* BEGIN Available data *

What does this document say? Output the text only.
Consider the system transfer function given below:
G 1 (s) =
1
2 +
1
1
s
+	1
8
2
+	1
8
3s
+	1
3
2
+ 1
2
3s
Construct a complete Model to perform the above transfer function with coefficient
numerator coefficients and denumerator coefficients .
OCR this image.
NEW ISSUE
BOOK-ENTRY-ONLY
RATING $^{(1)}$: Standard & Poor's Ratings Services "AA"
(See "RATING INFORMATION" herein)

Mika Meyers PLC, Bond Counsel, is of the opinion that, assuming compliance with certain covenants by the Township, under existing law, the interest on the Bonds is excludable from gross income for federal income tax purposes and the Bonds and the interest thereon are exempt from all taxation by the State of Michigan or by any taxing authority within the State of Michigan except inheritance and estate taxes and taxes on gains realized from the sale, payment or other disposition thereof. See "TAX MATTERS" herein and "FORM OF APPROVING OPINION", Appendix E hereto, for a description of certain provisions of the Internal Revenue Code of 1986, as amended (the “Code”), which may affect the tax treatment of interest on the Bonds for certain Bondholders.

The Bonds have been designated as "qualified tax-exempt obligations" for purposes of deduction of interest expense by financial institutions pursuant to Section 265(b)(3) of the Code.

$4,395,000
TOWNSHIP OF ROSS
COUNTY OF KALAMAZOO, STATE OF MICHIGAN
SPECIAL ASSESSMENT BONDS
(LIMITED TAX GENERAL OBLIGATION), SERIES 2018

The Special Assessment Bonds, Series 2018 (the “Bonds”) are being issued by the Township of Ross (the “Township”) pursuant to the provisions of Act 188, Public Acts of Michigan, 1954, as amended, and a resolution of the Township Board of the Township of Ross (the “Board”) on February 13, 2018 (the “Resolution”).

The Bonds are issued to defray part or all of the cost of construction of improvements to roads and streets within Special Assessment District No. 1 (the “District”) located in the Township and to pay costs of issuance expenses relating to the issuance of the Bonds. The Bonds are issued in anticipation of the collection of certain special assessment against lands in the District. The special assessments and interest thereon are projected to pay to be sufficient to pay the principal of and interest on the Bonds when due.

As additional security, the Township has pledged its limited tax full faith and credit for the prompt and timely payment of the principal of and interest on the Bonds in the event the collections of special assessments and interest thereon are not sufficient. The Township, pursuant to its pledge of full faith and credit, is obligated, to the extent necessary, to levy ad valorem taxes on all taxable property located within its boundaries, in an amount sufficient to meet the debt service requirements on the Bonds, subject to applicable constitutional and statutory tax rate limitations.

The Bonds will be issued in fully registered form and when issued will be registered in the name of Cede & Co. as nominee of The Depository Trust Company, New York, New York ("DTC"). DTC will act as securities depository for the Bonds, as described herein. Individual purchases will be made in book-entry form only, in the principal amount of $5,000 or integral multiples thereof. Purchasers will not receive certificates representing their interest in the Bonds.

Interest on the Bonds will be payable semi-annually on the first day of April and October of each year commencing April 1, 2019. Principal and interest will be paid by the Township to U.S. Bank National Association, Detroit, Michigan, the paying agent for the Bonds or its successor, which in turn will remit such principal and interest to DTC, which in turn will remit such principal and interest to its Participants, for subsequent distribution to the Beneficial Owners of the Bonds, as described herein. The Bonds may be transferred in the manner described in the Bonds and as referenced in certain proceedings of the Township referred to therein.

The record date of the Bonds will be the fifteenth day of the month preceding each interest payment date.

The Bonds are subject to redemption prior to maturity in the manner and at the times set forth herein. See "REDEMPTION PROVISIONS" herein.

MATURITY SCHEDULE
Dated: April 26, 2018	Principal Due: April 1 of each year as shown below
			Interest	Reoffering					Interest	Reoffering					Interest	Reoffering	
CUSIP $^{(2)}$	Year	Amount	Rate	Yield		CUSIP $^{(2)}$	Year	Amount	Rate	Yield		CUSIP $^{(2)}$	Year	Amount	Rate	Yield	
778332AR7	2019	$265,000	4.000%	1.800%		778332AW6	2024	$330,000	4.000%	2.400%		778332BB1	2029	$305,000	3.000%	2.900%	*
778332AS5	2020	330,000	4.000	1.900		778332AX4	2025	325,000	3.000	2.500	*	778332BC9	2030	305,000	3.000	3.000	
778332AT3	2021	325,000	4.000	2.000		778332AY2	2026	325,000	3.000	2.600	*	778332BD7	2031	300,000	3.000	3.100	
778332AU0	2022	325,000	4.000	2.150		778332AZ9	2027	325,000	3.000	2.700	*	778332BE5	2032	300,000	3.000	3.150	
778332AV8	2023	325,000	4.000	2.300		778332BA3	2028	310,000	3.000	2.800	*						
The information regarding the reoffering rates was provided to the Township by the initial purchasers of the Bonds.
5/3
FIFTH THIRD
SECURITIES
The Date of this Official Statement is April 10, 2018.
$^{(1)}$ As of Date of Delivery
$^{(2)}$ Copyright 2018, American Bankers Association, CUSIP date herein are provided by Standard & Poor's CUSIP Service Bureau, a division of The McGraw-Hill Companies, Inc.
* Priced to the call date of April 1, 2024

* END Available data *

◆ Aim:
Select and copy every line of the listing with the word "subject".

◆ Task solution:
As additional security, the Township has pledged its limited tax full faith and credit for the prompt and timely payment of the principal of and interest on the Bonds in the event the collections of special assessments and interest thereon are not sufficient. The Township, pursuant to its pledge of full faith and credit, is obligated, to the extent necessary, to levy ad valorem taxes on all taxable property located within its boundaries, in an amount sufficient to meet the debt service requirements on the Bonds, subject to applicable constitutional and statutory tax rate limitations.
The Bonds are subject to redemption prior to maturity in the manner and at the times set forth herein. See "REDEMPTION PROVISIONS" herein.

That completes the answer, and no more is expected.